======== Exercise materials
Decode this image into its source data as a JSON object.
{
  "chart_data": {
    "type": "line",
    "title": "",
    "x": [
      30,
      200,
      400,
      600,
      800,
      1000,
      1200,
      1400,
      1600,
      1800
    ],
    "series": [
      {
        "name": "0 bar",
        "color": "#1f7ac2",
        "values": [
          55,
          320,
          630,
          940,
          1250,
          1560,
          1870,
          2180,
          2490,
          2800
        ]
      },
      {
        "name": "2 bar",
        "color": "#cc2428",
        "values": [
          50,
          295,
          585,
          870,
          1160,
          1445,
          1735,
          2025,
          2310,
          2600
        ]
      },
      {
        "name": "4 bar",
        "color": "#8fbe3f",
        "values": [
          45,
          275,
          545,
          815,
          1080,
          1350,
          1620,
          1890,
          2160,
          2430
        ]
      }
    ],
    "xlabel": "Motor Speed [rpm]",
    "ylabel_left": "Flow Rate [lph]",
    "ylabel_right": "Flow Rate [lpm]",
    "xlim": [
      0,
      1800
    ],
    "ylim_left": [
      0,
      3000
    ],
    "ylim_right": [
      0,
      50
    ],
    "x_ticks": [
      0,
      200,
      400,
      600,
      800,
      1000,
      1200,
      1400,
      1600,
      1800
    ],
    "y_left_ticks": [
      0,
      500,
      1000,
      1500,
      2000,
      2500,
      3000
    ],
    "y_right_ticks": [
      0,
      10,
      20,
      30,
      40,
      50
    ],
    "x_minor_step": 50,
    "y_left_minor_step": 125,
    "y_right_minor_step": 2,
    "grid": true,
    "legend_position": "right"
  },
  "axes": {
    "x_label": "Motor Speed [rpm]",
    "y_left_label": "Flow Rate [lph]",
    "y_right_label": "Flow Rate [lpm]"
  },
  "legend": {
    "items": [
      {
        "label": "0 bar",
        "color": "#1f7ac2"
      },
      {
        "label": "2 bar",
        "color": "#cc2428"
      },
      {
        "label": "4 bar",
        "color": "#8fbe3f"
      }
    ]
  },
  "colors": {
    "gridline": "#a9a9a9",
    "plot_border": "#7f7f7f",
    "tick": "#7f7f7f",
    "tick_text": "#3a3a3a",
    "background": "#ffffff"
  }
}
================
Given problem:
State the number of lines in the records that include "Motor", and write nothing else.

Full output:
2